» **Exercise instructions**
Find and copy every line in the records that includes the string "соответствии".

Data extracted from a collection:
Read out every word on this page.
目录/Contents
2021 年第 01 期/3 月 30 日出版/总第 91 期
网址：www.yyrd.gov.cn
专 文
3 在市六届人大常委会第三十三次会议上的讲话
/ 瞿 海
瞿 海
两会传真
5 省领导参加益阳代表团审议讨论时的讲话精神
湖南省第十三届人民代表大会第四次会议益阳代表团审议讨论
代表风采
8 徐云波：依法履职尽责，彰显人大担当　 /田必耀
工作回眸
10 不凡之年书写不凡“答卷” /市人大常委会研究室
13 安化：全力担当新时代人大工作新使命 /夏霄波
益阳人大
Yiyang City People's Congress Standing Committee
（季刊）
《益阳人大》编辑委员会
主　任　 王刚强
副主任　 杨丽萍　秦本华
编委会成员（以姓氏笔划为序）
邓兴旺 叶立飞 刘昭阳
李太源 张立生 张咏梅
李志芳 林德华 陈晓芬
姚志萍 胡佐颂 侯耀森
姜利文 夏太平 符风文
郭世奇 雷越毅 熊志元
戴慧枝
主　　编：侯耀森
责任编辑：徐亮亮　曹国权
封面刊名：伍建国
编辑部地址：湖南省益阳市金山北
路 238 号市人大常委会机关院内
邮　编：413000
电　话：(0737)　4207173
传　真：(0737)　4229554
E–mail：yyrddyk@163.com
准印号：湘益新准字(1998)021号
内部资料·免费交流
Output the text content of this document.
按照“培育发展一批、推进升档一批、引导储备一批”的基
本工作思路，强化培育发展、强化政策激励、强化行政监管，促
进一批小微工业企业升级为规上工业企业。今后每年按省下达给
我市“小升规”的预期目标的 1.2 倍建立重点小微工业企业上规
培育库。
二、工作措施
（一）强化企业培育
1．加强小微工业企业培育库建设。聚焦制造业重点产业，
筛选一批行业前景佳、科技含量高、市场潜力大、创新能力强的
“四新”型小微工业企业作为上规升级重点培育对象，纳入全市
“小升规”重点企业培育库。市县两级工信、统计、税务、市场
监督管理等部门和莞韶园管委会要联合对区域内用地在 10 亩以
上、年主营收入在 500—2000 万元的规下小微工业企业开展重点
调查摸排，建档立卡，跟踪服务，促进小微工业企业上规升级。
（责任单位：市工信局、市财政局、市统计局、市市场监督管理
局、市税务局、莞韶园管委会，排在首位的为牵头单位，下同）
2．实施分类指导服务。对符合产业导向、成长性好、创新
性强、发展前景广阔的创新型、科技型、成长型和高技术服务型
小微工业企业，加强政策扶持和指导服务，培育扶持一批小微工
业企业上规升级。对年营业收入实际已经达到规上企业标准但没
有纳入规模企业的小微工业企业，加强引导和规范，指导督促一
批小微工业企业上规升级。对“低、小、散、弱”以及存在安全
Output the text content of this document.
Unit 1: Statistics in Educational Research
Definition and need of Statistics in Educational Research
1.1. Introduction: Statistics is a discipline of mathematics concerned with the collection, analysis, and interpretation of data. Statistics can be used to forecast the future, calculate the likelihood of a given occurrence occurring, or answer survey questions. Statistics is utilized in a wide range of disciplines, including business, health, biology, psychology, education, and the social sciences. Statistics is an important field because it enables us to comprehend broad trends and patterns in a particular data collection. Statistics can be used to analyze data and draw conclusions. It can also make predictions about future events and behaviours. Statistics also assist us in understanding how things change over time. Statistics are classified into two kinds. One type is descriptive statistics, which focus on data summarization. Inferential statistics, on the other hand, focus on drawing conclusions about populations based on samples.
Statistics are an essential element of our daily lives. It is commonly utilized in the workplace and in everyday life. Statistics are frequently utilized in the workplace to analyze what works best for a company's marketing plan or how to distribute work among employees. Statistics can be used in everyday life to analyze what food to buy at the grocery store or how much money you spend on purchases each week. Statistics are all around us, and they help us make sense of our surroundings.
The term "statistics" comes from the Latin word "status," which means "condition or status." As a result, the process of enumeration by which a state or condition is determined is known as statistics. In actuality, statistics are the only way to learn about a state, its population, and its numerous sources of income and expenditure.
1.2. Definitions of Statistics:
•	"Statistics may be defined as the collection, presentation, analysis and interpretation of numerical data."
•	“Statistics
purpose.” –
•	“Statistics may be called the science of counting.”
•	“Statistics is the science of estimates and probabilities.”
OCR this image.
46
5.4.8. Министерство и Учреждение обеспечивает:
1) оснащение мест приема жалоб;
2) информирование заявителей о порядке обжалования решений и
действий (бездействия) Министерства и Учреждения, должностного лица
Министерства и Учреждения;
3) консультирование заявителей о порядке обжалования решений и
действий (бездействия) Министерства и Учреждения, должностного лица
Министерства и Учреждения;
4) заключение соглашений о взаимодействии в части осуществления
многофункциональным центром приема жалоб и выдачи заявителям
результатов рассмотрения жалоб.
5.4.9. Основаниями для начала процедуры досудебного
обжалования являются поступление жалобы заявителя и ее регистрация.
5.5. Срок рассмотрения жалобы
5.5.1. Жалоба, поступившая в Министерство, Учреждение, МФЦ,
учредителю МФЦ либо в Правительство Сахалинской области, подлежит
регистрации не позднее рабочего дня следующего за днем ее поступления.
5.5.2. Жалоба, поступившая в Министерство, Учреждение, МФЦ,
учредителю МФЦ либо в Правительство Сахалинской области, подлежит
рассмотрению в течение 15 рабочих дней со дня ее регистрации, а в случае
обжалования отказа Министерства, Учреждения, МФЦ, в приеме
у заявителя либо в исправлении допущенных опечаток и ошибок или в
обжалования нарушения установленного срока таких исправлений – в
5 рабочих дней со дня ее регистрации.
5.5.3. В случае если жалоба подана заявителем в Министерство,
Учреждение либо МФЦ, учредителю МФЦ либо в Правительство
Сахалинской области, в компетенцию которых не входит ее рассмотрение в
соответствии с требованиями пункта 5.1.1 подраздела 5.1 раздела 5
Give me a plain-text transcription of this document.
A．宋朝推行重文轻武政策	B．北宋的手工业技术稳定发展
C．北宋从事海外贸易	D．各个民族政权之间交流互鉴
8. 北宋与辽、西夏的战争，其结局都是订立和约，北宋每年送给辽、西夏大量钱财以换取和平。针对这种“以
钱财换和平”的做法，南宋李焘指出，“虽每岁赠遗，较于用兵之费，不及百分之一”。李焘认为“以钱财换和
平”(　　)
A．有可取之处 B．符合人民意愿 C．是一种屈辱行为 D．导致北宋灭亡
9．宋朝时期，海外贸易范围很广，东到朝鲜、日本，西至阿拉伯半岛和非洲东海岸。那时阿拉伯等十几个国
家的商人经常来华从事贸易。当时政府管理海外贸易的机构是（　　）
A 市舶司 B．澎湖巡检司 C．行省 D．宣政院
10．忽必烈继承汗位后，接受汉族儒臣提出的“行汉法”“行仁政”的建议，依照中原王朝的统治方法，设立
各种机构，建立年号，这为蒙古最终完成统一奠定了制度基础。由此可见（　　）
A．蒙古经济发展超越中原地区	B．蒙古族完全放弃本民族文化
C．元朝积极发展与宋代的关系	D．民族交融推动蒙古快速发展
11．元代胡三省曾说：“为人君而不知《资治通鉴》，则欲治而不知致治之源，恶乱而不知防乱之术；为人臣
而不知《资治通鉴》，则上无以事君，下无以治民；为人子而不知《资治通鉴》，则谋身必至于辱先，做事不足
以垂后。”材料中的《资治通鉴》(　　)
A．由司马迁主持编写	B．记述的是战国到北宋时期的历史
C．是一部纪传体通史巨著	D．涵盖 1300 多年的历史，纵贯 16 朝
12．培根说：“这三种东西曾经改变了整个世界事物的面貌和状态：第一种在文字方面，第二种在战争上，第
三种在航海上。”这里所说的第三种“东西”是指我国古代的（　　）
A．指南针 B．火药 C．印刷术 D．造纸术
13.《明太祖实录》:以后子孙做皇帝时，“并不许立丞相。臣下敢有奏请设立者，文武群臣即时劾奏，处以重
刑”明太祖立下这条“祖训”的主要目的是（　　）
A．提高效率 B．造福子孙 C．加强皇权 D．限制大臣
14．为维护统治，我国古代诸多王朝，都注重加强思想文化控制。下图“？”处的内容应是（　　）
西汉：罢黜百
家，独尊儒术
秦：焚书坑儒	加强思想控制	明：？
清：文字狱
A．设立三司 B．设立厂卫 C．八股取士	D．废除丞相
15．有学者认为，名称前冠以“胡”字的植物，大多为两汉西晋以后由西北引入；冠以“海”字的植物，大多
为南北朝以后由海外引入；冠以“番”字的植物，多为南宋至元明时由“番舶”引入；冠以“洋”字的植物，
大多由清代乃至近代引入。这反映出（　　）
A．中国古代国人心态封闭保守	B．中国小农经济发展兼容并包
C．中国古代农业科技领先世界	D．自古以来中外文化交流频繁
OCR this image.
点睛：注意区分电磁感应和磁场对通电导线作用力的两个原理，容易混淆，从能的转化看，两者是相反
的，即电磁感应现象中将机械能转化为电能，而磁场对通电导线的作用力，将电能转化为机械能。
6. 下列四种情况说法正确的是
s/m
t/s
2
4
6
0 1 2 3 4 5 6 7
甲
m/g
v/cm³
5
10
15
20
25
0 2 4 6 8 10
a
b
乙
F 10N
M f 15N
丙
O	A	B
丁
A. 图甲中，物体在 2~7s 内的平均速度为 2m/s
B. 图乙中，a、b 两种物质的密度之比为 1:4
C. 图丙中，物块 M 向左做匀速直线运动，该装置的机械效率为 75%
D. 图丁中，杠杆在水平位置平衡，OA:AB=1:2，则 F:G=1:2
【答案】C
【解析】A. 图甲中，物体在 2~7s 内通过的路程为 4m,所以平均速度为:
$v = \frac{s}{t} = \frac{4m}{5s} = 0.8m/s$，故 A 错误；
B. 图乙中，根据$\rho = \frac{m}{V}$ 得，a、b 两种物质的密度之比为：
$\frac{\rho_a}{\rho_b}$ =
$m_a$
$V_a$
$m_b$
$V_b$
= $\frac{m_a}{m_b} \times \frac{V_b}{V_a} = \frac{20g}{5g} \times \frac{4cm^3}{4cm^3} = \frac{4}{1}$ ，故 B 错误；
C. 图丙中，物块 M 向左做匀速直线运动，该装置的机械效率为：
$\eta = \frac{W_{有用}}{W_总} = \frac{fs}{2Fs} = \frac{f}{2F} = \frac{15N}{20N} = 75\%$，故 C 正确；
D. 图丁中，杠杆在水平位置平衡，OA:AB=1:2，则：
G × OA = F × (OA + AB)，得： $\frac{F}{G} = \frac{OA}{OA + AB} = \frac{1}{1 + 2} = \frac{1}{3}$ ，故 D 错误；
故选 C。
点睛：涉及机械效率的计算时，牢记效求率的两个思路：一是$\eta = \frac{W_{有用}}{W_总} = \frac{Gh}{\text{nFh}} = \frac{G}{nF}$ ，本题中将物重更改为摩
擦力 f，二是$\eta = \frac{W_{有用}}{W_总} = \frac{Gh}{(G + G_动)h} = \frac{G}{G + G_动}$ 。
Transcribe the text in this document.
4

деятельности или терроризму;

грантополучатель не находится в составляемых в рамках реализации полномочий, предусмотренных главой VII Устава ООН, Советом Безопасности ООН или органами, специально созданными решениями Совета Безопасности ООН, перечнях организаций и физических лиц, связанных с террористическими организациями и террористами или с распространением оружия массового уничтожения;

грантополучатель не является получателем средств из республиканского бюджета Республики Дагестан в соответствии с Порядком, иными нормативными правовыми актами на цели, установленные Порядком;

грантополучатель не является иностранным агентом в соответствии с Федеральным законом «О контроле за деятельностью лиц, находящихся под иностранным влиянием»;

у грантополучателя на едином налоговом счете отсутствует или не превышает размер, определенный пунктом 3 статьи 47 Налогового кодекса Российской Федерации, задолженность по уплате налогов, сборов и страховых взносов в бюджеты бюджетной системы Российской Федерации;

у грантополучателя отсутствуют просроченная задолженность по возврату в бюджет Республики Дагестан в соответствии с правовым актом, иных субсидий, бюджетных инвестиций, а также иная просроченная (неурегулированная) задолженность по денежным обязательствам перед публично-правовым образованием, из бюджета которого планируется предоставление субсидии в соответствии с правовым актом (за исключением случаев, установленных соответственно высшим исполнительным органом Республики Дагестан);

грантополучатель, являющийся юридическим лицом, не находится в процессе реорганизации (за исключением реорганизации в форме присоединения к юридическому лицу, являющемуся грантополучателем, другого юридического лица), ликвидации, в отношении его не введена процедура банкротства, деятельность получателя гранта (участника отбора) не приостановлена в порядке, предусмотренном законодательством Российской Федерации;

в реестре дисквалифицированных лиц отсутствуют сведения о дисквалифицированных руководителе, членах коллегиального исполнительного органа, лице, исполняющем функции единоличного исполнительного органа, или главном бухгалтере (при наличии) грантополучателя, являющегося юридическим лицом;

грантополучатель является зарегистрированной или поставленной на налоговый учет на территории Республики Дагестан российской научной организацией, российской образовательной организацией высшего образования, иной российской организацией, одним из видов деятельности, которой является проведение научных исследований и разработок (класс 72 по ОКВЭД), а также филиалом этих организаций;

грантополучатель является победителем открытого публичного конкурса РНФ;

» **Answer for this exercise**
соответствии с требованиями пункта 5.1.1 подраздела 5.1 раздела 5
грантополучатель не является получателем средств из республиканского бюджета Республики Дагестан в соответствии с Порядком, иными нормативными правовыми актами на цели, установленные Порядком;
грантополучатель не является иностранным агентом в соответствии с Федеральным законом «О контроле за деятельностью лиц, находящихся под иностранным влиянием»;
у грантополучателя отсутствуют просроченная задолженность по возврату в бюджет Республики Дагестан в соответствии с правовым актом, иных субсидий, бюджетных инвестиций, а также иная просроченная (неурегулированная) задолженность по денежным обязательствам перед публично-правовым образованием, из бюджета которого планируется предоставление субсидии в соответствии с правовым актом (за исключением случаев, установленных соответственно высшим исполнительным органом Республики Дагестан);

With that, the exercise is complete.